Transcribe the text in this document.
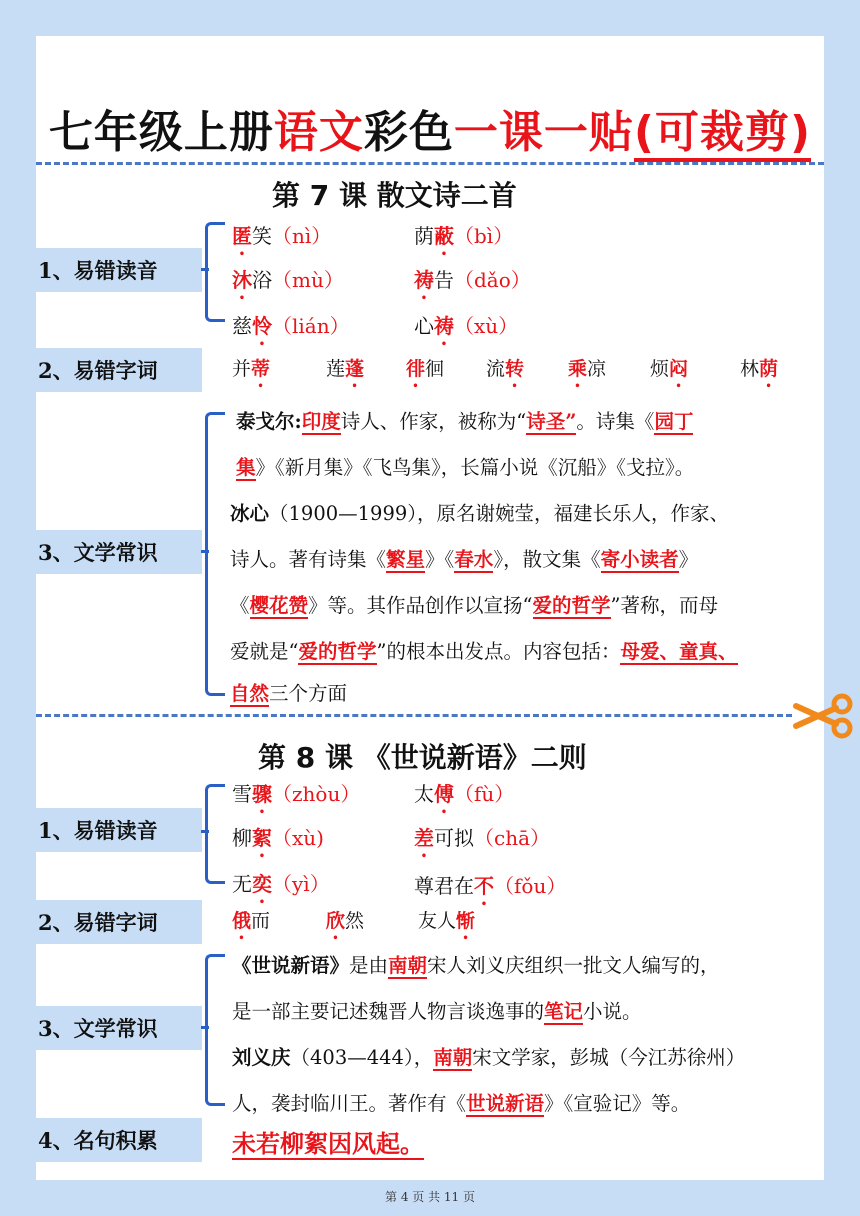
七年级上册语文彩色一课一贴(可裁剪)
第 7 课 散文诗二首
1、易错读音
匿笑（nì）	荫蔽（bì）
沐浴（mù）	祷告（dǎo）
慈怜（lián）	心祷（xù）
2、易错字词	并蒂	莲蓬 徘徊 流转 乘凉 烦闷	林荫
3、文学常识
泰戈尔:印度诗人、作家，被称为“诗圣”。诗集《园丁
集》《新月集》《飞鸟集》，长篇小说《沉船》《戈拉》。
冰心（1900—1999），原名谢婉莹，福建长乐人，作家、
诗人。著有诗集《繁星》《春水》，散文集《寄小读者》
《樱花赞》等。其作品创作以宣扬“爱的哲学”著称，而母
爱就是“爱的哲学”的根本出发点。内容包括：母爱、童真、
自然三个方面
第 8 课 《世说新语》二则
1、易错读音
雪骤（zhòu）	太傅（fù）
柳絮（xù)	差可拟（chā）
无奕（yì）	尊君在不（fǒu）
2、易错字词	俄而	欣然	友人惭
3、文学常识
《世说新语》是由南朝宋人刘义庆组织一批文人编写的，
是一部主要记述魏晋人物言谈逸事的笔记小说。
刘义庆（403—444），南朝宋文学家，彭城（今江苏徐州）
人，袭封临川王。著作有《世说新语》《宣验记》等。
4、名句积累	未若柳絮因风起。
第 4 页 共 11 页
---
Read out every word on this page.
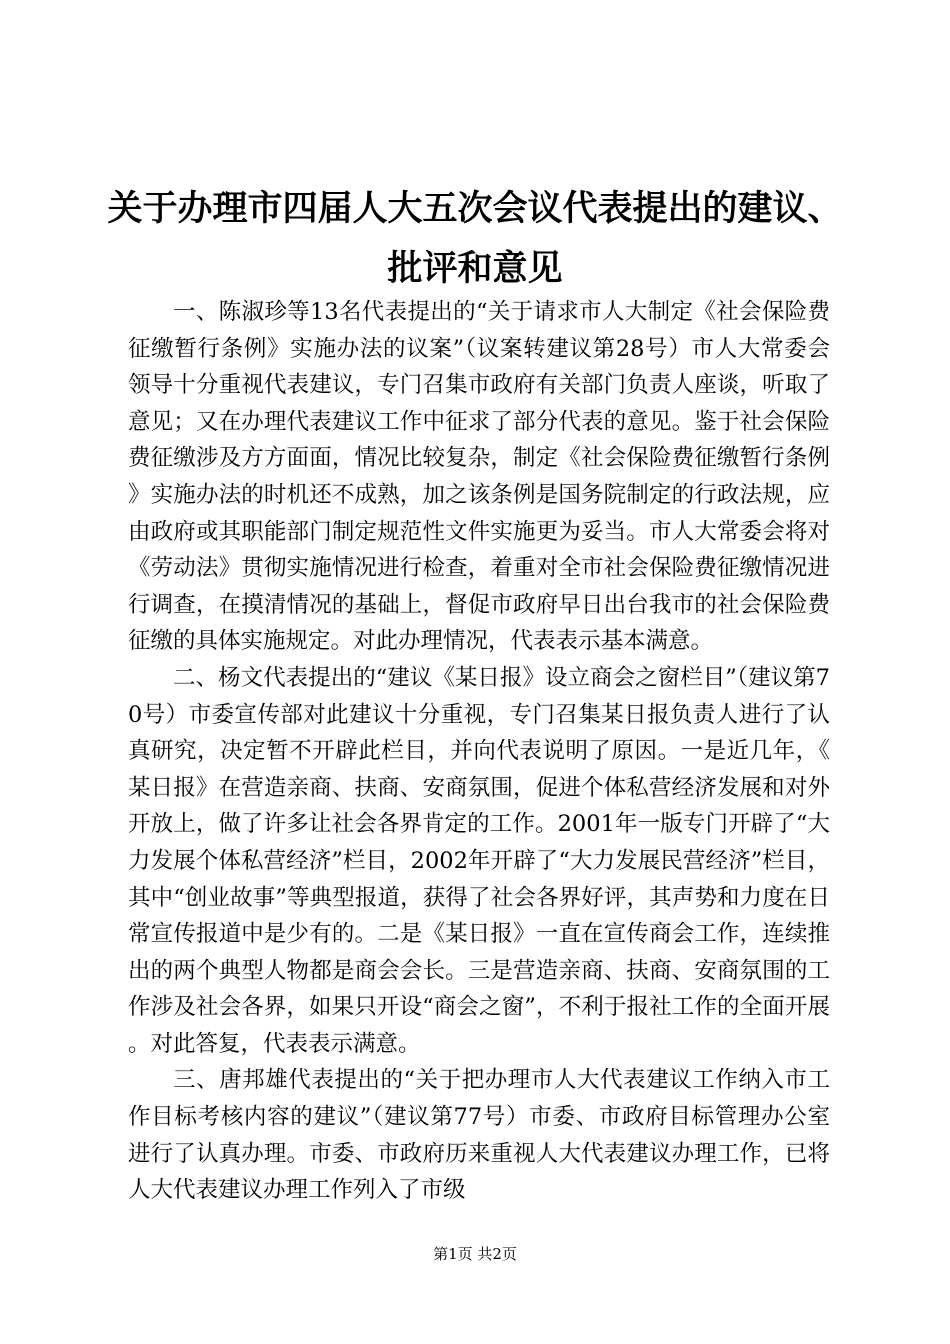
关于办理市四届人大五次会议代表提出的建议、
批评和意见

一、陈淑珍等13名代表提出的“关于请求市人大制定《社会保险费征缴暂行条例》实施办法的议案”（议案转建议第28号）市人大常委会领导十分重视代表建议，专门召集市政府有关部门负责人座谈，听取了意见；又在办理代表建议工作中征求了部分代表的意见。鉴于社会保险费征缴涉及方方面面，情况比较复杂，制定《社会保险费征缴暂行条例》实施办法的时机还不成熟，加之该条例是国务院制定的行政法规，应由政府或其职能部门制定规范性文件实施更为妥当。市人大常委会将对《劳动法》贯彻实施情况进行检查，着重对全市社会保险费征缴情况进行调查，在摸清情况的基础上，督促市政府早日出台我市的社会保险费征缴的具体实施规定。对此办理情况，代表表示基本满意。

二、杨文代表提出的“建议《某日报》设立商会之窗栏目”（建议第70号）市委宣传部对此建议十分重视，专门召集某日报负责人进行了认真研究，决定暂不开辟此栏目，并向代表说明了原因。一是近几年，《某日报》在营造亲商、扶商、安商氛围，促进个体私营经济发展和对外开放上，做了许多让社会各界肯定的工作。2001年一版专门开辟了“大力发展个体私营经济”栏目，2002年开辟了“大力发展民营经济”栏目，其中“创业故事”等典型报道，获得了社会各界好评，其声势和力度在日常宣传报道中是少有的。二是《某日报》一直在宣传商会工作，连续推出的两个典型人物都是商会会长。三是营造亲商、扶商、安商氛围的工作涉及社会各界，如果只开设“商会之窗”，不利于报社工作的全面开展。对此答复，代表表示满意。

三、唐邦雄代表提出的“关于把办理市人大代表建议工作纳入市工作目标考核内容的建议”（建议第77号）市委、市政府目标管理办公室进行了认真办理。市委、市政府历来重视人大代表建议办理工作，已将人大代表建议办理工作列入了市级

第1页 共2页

= Required work =
Extract from the data every line where "this" shows up.

= Written solution =
Transcribe the text in this document.
Read out every word on this page.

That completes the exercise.